▶ [Written problem]:
Emit the data below verbatim, stripping out any pictures.
============
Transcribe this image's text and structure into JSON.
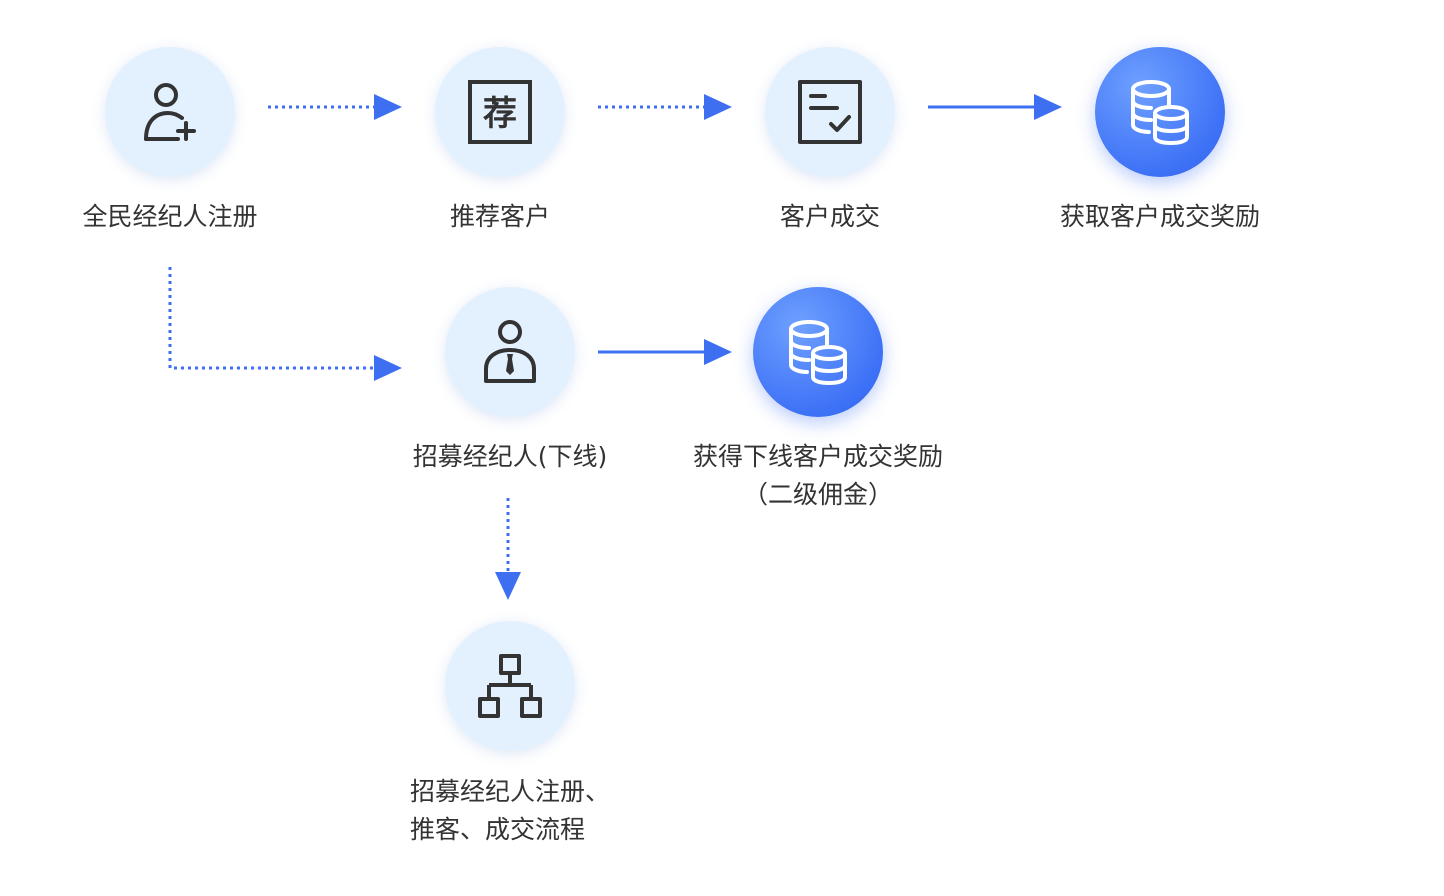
{
  "nodes": {
    "register": {
      "label": "全民经纪人注册",
      "icon": "add-user-icon"
    },
    "recommend": {
      "label": "推荐客户",
      "icon": "recommend-icon",
      "icon_char": "荐"
    },
    "deal": {
      "label": "客户成交",
      "icon": "checklist-icon"
    },
    "reward": {
      "label": "获取客户成交奖励",
      "icon": "coins-icon"
    },
    "recruit": {
      "label": "招募经纪人(下线)",
      "icon": "agent-icon"
    },
    "sub_reward": {
      "label_line1": "获得下线客户成交奖励",
      "label_line2": "（二级佣金）",
      "icon": "coins-icon"
    },
    "process": {
      "label_line1": "招募经纪人注册、",
      "label_line2": "推客、成交流程",
      "icon": "hierarchy-icon"
    }
  },
  "colors": {
    "accent": "#3e6ff0",
    "icon_stroke": "#333333",
    "node_bg": "#e3f1ff"
  }
}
============
▶ [Result]:
Transcribe this image's text and structure into JSON.
{
  "nodes": {
    "register": {
      "label": "全民经纪人注册",
      "icon": "add-user-icon"
    },
    "recommend": {
      "label": "推荐客户",
      "icon": "recommend-icon",
      "icon_char": "荐"
    },
    "deal": {
      "label": "客户成交",
      "icon": "checklist-icon"
    },
    "reward": {
      "label": "获取客户成交奖励",
      "icon": "coins-icon"
    },
    "recruit": {
      "label": "招募经纪人(下线)",
      "icon": "agent-icon"
    },
    "sub_reward": {
      "label_line1": "获得下线客户成交奖励",
      "label_line2": "（二级佣金）",
      "icon": "coins-icon"
    },
    "process": {
      "label_line1": "招募经纪人注册、",
      "label_line2": "推客、成交流程",
      "icon": "hierarchy-icon"
    }
  },
  "colors": {
    "accent": "#3e6ff0",
    "icon_stroke": "#333333",
    "node_bg": "#e3f1ff"
  }
}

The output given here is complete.